**Given exercise:**
Extract every line that includes the string "indiqué".

**Data to use:**

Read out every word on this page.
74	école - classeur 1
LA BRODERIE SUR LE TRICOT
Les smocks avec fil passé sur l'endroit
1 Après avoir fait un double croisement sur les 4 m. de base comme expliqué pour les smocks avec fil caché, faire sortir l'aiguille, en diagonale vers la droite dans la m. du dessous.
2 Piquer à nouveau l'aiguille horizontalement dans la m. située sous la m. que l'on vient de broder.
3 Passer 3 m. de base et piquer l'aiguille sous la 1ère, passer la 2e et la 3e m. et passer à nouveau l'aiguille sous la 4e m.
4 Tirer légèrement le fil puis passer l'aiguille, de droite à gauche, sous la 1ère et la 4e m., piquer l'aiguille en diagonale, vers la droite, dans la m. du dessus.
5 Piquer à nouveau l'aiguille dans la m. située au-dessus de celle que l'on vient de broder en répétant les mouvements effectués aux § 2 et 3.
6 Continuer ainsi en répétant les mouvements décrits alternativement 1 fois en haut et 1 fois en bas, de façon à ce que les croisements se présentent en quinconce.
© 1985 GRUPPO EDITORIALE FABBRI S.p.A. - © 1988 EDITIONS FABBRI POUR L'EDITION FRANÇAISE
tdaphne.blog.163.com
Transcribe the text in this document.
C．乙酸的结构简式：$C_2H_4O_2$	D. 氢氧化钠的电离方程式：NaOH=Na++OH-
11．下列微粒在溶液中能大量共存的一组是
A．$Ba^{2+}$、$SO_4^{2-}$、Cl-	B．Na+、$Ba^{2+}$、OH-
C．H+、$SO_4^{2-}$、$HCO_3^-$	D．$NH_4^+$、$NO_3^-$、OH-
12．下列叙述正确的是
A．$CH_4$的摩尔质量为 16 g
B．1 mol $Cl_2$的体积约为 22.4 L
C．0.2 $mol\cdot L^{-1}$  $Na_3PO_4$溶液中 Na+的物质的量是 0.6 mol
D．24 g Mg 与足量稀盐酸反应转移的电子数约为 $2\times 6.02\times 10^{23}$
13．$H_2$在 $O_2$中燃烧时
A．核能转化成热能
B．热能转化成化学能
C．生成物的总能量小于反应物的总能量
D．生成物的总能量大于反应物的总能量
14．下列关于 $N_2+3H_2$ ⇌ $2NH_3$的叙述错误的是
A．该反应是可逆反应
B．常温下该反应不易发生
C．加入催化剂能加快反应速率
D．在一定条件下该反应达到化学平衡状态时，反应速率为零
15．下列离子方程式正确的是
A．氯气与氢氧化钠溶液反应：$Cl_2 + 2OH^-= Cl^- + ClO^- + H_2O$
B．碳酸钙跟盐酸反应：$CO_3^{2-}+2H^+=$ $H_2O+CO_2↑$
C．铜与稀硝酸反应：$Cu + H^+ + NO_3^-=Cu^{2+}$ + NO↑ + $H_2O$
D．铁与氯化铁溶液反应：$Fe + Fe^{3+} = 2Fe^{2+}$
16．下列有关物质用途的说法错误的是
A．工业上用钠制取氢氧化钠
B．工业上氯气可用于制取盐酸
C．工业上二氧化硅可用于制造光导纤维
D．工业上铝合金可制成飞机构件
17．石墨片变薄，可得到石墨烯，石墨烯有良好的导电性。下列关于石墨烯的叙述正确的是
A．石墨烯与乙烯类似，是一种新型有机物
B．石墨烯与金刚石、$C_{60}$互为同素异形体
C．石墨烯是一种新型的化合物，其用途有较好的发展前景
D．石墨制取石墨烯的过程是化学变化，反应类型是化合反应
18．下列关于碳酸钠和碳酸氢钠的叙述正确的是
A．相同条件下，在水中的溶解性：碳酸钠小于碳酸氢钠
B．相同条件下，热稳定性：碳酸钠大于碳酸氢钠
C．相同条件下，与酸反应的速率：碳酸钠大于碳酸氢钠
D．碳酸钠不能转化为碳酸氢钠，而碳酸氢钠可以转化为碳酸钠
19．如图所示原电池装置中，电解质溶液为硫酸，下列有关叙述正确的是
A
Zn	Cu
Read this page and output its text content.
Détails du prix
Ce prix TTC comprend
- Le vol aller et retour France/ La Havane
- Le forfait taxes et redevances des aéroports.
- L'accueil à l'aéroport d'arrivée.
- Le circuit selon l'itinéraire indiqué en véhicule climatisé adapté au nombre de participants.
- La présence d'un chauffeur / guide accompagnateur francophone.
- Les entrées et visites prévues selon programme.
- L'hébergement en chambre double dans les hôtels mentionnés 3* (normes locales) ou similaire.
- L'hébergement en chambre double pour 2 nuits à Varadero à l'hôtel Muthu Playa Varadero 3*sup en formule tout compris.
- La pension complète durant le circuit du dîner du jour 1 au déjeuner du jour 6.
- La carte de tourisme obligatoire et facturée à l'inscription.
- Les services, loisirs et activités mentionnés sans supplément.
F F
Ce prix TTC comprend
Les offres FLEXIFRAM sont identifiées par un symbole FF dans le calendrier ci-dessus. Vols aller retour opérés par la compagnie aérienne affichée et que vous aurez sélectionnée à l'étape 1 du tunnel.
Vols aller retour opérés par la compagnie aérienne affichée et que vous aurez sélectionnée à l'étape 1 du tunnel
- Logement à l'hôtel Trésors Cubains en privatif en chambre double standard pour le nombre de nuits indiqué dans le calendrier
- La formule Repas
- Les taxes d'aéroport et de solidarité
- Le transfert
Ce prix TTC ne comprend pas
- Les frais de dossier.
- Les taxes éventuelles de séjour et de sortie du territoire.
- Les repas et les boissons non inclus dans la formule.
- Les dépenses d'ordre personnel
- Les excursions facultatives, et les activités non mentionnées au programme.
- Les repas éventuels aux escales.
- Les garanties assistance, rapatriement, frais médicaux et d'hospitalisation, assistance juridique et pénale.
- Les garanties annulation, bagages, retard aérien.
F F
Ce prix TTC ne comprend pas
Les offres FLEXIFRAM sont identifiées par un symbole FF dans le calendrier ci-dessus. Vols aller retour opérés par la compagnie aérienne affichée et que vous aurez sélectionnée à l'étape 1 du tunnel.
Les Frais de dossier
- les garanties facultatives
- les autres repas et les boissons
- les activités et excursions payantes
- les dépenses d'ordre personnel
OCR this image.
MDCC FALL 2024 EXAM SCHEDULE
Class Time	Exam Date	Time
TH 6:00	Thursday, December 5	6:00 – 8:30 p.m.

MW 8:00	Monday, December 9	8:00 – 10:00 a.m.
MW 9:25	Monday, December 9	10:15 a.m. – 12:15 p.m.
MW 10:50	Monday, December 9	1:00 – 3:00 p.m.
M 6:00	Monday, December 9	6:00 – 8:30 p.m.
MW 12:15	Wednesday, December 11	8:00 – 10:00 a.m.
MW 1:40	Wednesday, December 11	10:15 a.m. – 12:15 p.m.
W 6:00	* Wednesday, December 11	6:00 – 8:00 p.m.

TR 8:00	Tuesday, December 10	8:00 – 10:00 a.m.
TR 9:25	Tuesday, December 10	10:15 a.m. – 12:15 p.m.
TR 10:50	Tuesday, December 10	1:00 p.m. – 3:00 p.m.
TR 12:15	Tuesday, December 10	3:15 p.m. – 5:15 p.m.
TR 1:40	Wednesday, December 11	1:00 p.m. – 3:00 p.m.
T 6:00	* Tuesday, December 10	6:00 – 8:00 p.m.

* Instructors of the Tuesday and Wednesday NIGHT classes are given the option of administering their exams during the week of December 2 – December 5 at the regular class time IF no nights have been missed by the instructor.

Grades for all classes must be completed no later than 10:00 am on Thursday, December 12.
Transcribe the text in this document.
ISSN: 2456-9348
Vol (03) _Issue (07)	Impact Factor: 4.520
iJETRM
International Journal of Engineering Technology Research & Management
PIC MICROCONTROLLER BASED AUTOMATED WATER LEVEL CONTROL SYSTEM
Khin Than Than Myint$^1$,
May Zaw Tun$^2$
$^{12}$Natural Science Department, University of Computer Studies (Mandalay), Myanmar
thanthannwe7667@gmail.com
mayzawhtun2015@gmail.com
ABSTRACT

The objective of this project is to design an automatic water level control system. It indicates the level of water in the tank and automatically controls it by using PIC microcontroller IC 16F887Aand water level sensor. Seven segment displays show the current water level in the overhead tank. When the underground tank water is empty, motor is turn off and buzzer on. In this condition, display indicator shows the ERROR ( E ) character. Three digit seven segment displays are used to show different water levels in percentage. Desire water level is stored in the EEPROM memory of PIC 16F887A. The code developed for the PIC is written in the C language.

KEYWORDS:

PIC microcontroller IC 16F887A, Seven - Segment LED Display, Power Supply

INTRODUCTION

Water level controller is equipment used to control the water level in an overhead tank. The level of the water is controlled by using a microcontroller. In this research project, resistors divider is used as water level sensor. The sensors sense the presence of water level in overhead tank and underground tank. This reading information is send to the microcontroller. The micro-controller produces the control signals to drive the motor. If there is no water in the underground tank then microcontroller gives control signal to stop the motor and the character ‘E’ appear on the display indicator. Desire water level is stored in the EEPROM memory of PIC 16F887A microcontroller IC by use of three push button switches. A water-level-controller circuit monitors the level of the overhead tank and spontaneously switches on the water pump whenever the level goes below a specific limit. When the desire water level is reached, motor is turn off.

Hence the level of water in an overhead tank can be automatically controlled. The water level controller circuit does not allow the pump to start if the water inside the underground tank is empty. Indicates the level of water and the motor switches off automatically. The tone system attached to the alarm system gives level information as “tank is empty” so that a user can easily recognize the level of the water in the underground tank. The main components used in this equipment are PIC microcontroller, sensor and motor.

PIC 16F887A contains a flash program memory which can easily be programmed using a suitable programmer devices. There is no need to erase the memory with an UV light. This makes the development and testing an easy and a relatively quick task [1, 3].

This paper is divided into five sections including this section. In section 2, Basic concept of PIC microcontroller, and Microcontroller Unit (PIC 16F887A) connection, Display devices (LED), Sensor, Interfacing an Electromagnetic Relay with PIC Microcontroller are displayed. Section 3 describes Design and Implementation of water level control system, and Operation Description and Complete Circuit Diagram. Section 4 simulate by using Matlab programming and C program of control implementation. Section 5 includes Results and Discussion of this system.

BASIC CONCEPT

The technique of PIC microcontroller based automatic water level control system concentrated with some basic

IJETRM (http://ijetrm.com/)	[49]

**Reply:**
- Le circuit selon l'itinéraire indiqué en véhicule climatisé adapté au nombre de participants.
- Logement à l'hôtel Trésors Cubains en privatif en chambre double standard pour le nombre de nuits indiqué dans le calendrier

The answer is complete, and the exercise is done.